Material to process:
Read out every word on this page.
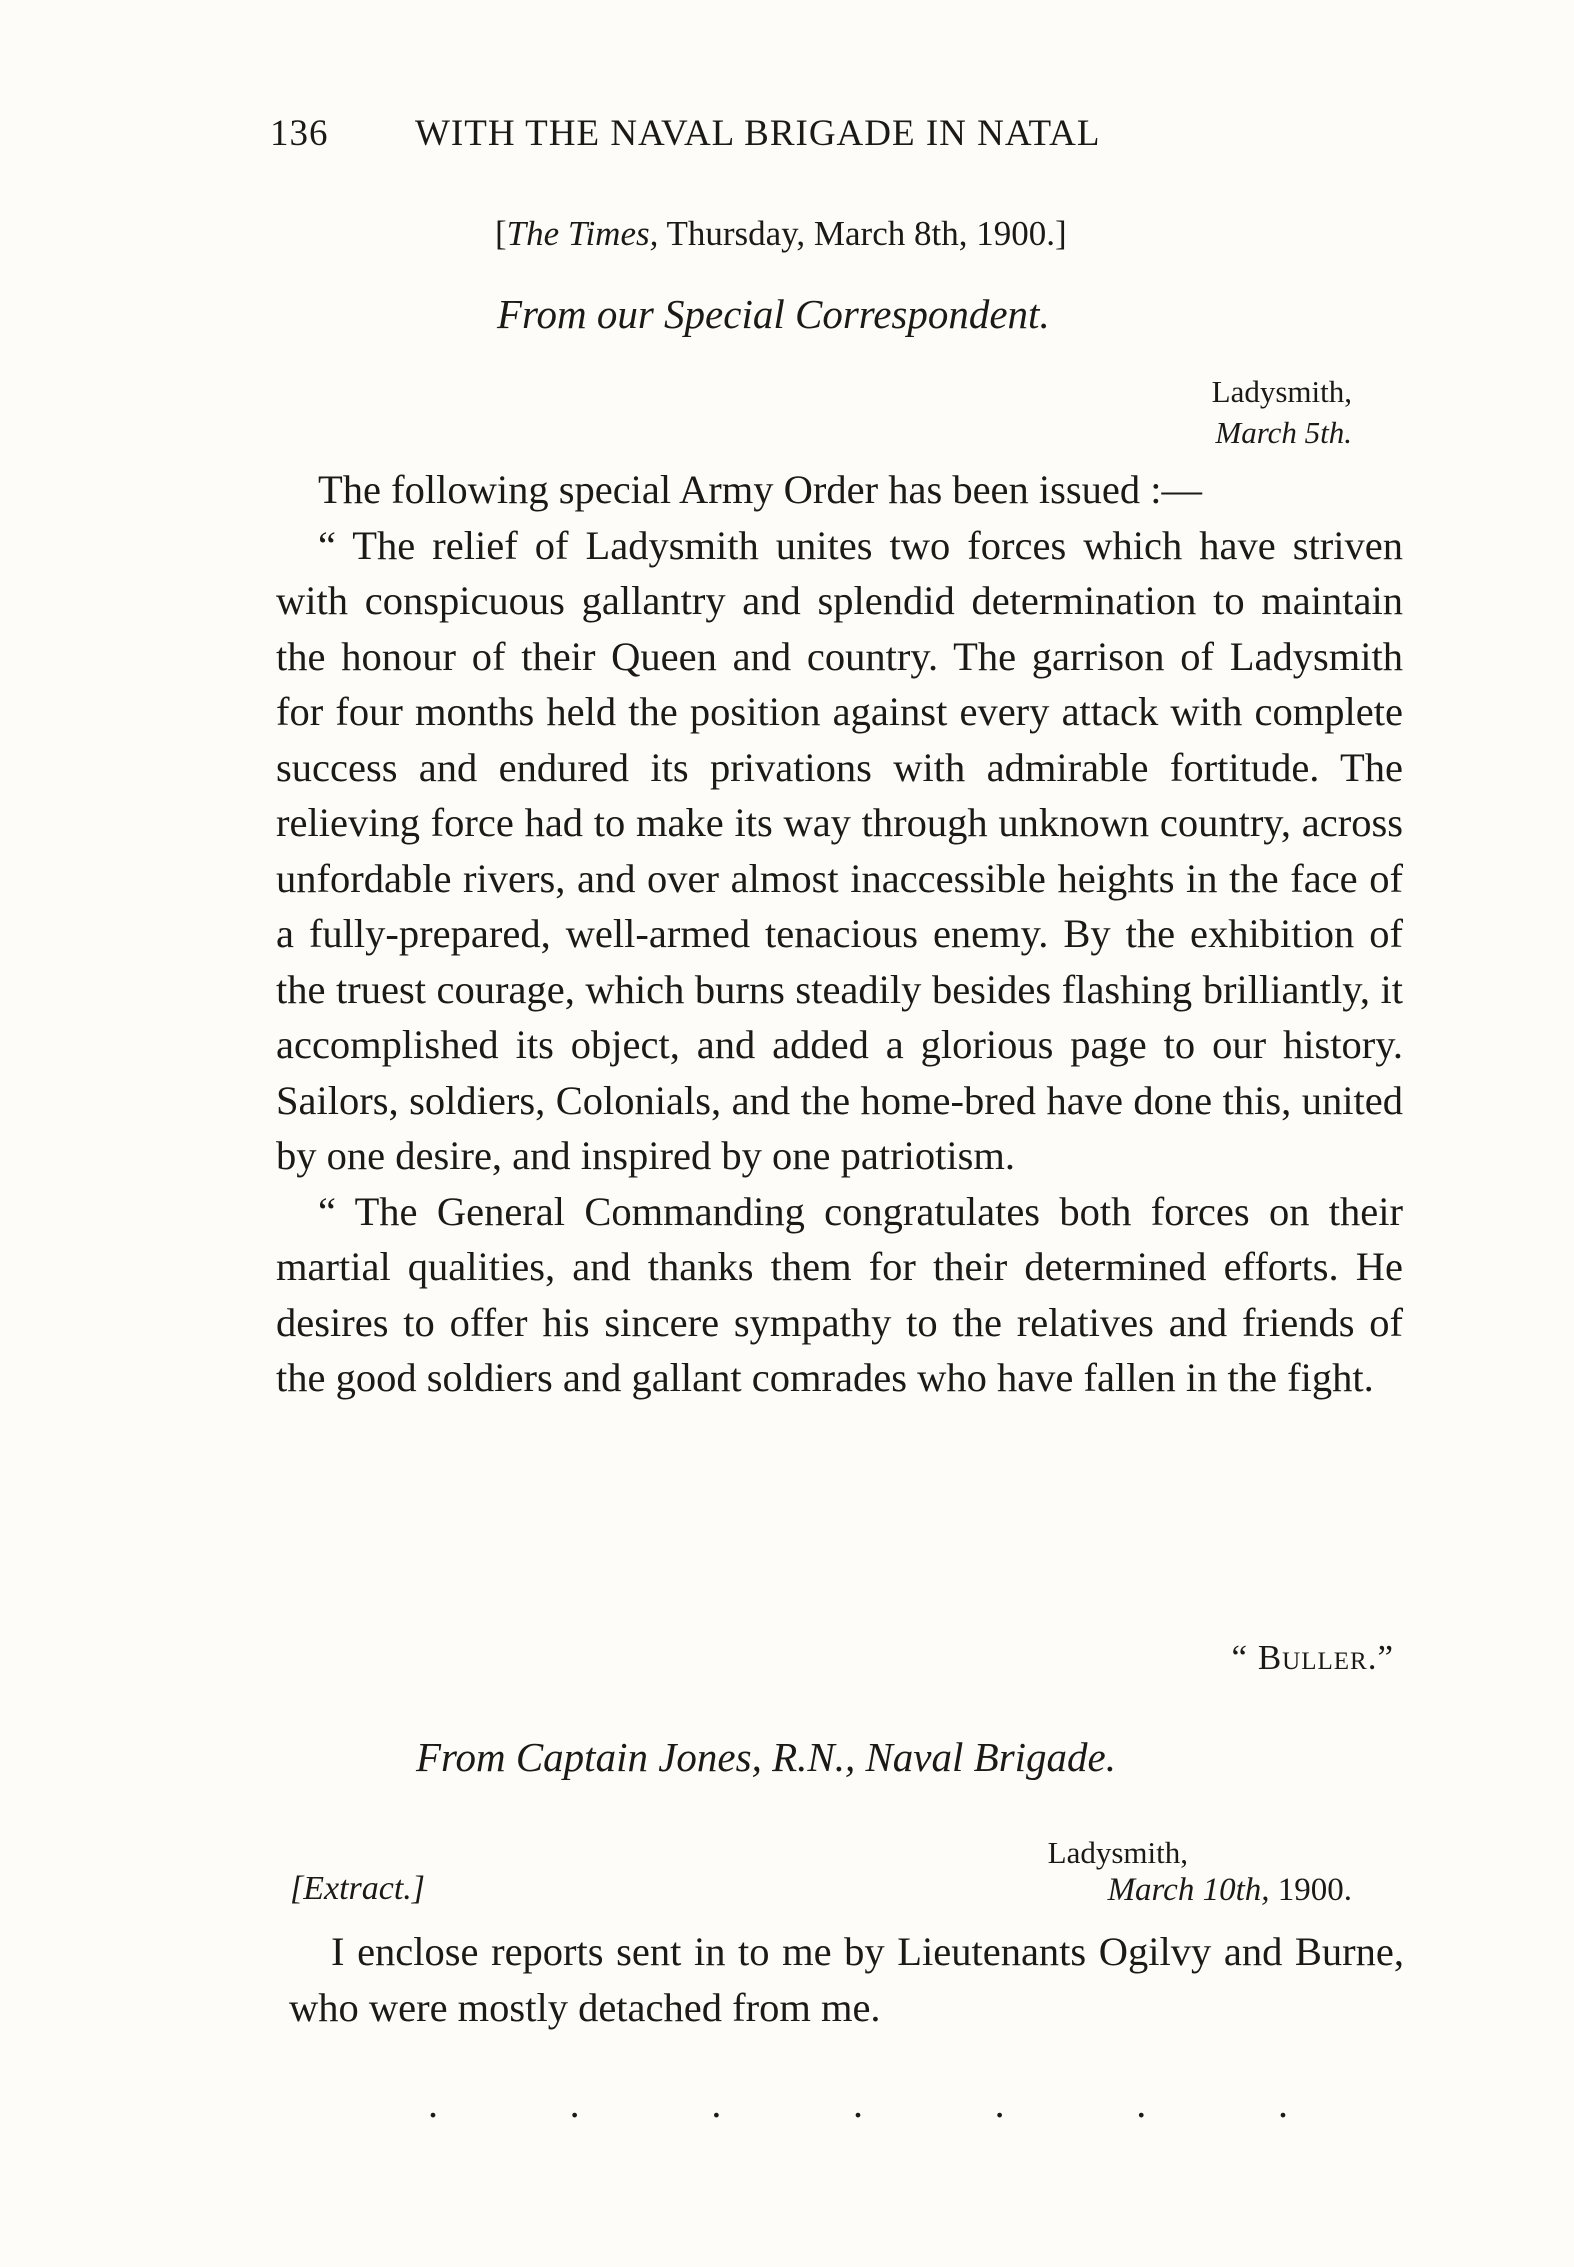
136 WITH THE NAVAL BRIGADE IN NATAL
[The Times, Thursday, March 8th, 1900.]
From our Special Correspondent.
Ladysmith,
March 5th.

The following special Army Order has been issued :—

“ The relief of Ladysmith unites two forces which have striven with conspicuous gallantry and splendid determination to maintain the honour of their Queen and country. The garrison of Ladysmith for four months held the position against every attack with complete success and endured its privations with admirable fortitude. The relieving force had to make its way through unknown country, across unfordable rivers, and over almost inaccessible heights in the face of a fully-prepared, well-armed tenacious enemy. By the exhibition of the truest courage, which burns steadily besides flashing brilliantly, it accomplished its object, and added a glorious page to our history. Sailors, soldiers, Colonials, and the home-bred have done this, united by one desire, and inspired by one patriotism.

“ The General Commanding congratulates both forces on their martial qualities, and thanks them for their determined efforts. He desires to offer his sincere sympathy to the relatives and friends of the good soldiers and gallant comrades who have fallen in the fight.

“ Buller.”
From Captain Jones, R.N., Naval Brigade.
Ladysmith,
[Extract.]	March 10th, 1900.

I enclose reports sent in to me by Lieutenants Ogilvy and Burne, who were mostly detached from me.

.	.	.	.	.	.	.
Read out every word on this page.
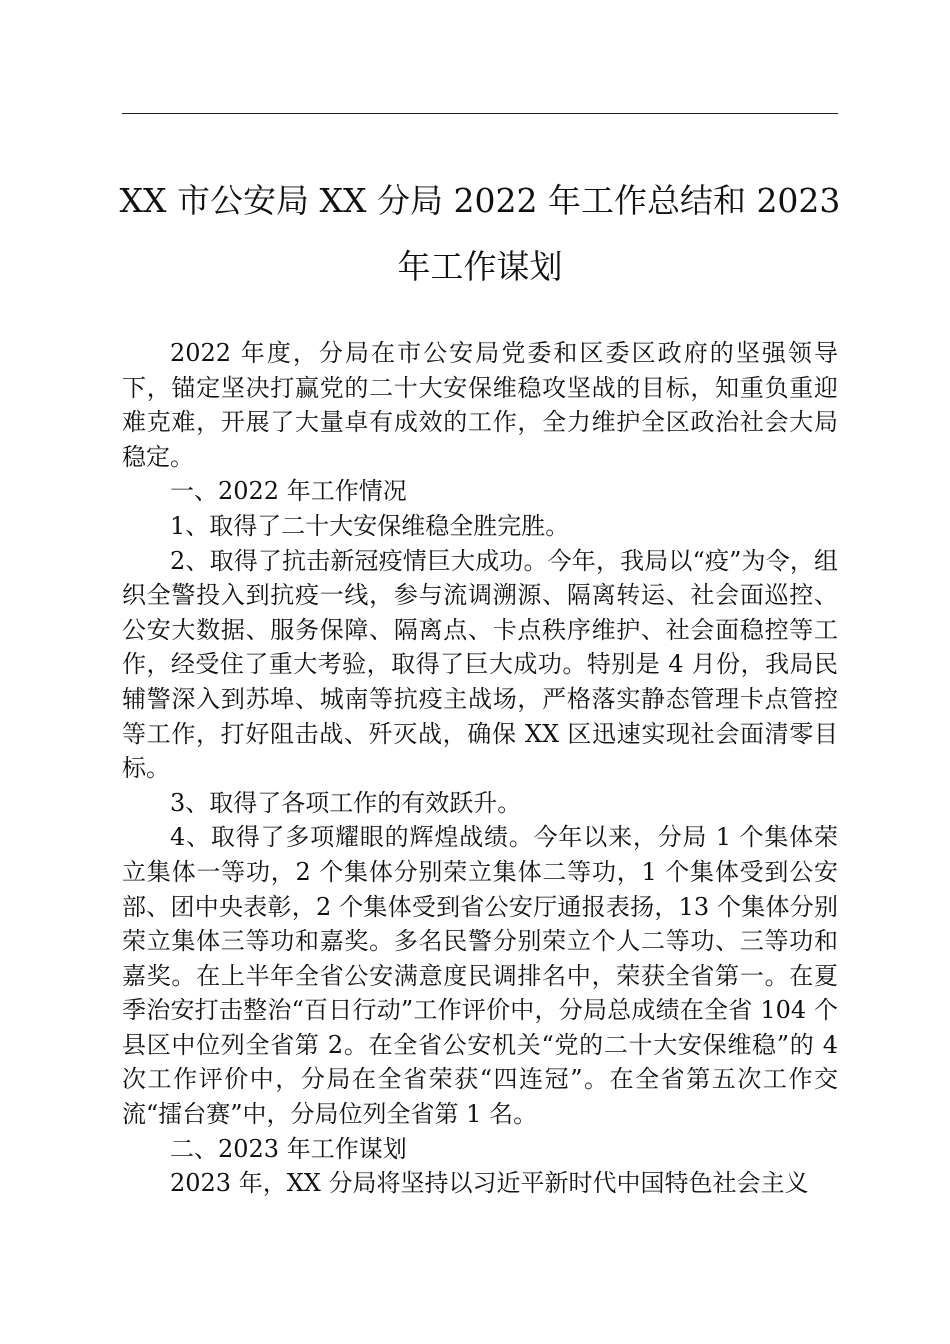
XX 市公安局 XX 分局 2022 年工作总结和 2023
年工作谋划

2022 年度，分局在市公安局党委和区委区政府的坚强领导下，锚定坚决打赢党的二十大安保维稳攻坚战的目标，知重负重迎难克难，开展了大量卓有成效的工作，全力维护全区政治社会大局稳定。

一、2022 年工作情况

1、取得了二十大安保维稳全胜完胜。

2、取得了抗击新冠疫情巨大成功。今年，我局以“疫”为令，组织全警投入到抗疫一线，参与流调溯源、隔离转运、社会面巡控、公安大数据、服务保障、隔离点、卡点秩序维护、社会面稳控等工作，经受住了重大考验，取得了巨大成功。特别是 4 月份，我局民辅警深入到苏埠、城南等抗疫主战场，严格落实静态管理卡点管控等工作，打好阻击战、歼灭战，确保 XX 区迅速实现社会面清零目标。

3、取得了各项工作的有效跃升。

4、取得了多项耀眼的辉煌战绩。今年以来，分局 1 个集体荣立集体一等功，2 个集体分别荣立集体二等功，1 个集体受到公安部、团中央表彰，2 个集体受到省公安厅通报表扬，13 个集体分别荣立集体三等功和嘉奖。多名民警分别荣立个人二等功、三等功和嘉奖。在上半年全省公安满意度民调排名中，荣获全省第一。在夏季治安打击整治“百日行动”工作评价中，分局总成绩在全省 104 个县区中位列全省第 2。在全省公安机关“党的二十大安保维稳”的 4 次工作评价中，分局在全省荣获“四连冠”。在全省第五次工作交流“擂台赛”中，分局位列全省第 1 名。

二、2023 年工作谋划

2023 年，XX 分局将坚持以习近平新时代中国特色社会主义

Required task: All the records need to be repeated exactly, with the images dropped.

The result:
Read out every word on this page.
136 WITH THE NAVAL BRIGADE IN NATAL
[The Times, Thursday, March 8th, 1900.]
From our Special Correspondent.
Ladysmith,
March 5th.

The following special Army Order has been issued :—

“ The relief of Ladysmith unites two forces which have striven with conspicuous gallantry and splendid determination to maintain the honour of their Queen and country. The garrison of Ladysmith for four months held the position against every attack with complete success and endured its privations with admirable fortitude. The relieving force had to make its way through unknown country, across unfordable rivers, and over almost inaccessible heights in the face of a fully-prepared, well-armed tenacious enemy. By the exhibition of the truest courage, which burns steadily besides flashing brilliantly, it accomplished its object, and added a glorious page to our history. Sailors, soldiers, Colonials, and the home-bred have done this, united by one desire, and inspired by one patriotism.

“ The General Commanding congratulates both forces on their martial qualities, and thanks them for their determined efforts. He desires to offer his sincere sympathy to the relatives and friends of the good soldiers and gallant comrades who have fallen in the fight.

“ Buller.”
From Captain Jones, R.N., Naval Brigade.
Ladysmith,
[Extract.]	March 10th, 1900.

I enclose reports sent in to me by Lieutenants Ogilvy and Burne, who were mostly detached from me.

.	.	.	.	.	.	.
Read out every word on this page.
XX 市公安局 XX 分局 2022 年工作总结和 2023
年工作谋划

2022 年度，分局在市公安局党委和区委区政府的坚强领导下，锚定坚决打赢党的二十大安保维稳攻坚战的目标，知重负重迎难克难，开展了大量卓有成效的工作，全力维护全区政治社会大局稳定。

一、2022 年工作情况

1、取得了二十大安保维稳全胜完胜。

2、取得了抗击新冠疫情巨大成功。今年，我局以“疫”为令，组织全警投入到抗疫一线，参与流调溯源、隔离转运、社会面巡控、公安大数据、服务保障、隔离点、卡点秩序维护、社会面稳控等工作，经受住了重大考验，取得了巨大成功。特别是 4 月份，我局民辅警深入到苏埠、城南等抗疫主战场，严格落实静态管理卡点管控等工作，打好阻击战、歼灭战，确保 XX 区迅速实现社会面清零目标。

3、取得了各项工作的有效跃升。

4、取得了多项耀眼的辉煌战绩。今年以来，分局 1 个集体荣立集体一等功，2 个集体分别荣立集体二等功，1 个集体受到公安部、团中央表彰，2 个集体受到省公安厅通报表扬，13 个集体分别荣立集体三等功和嘉奖。多名民警分别荣立个人二等功、三等功和嘉奖。在上半年全省公安满意度民调排名中，荣获全省第一。在夏季治安打击整治“百日行动”工作评价中，分局总成绩在全省 104 个县区中位列全省第 2。在全省公安机关“党的二十大安保维稳”的 4 次工作评价中，分局在全省荣获“四连冠”。在全省第五次工作交流“擂台赛”中，分局位列全省第 1 名。

二、2023 年工作谋划

2023 年，XX 分局将坚持以习近平新时代中国特色社会主义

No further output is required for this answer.